(Records from a data source)
╭──

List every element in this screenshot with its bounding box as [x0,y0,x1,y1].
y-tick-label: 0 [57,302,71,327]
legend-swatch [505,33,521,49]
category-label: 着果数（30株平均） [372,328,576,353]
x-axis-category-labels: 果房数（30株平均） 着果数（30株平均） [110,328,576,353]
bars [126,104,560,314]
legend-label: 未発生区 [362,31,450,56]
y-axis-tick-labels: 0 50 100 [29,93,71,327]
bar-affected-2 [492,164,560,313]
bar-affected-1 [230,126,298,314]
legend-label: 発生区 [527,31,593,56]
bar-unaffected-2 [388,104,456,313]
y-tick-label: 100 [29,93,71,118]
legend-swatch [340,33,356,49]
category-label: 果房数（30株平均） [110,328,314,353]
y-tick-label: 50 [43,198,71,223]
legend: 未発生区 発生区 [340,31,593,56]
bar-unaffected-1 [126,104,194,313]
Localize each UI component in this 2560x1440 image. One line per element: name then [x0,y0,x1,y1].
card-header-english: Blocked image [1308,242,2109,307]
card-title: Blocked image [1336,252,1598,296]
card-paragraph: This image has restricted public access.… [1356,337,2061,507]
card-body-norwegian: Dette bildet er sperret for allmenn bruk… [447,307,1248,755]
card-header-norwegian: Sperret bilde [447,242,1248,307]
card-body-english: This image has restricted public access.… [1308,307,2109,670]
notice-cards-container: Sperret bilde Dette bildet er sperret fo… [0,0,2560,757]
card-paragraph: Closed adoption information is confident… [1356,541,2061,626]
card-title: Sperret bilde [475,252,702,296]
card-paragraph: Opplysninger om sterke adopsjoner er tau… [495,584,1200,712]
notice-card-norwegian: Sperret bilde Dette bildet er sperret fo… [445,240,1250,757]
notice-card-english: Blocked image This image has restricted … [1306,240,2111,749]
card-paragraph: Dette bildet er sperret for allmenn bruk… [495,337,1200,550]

╰──

[Problem requirements] Repeat the material from its first line up to and including the line that contains "bar-unaffected-1 [126,104,194,313]".

[Exercise answer]
List every element in this screenshot with its bounding box as [x0,y0,x1,y1].
y-tick-label: 0 [57,302,71,327]
legend-swatch [505,33,521,49]
category-label: 着果数（30株平均） [372,328,576,353]
x-axis-category-labels: 果房数（30株平均） 着果数（30株平均） [110,328,576,353]
bars [126,104,560,314]
legend-label: 未発生区 [362,31,450,56]
y-axis-tick-labels: 0 50 100 [29,93,71,327]
bar-affected-2 [492,164,560,313]
bar-affected-1 [230,126,298,314]
legend-label: 発生区 [527,31,593,56]
bar-unaffected-2 [388,104,456,313]
y-tick-label: 100 [29,93,71,118]
legend-swatch [340,33,356,49]
category-label: 果房数（30株平均） [110,328,314,353]
y-tick-label: 50 [43,198,71,223]
legend: 未発生区 発生区 [340,31,593,56]
bar-unaffected-1 [126,104,194,313]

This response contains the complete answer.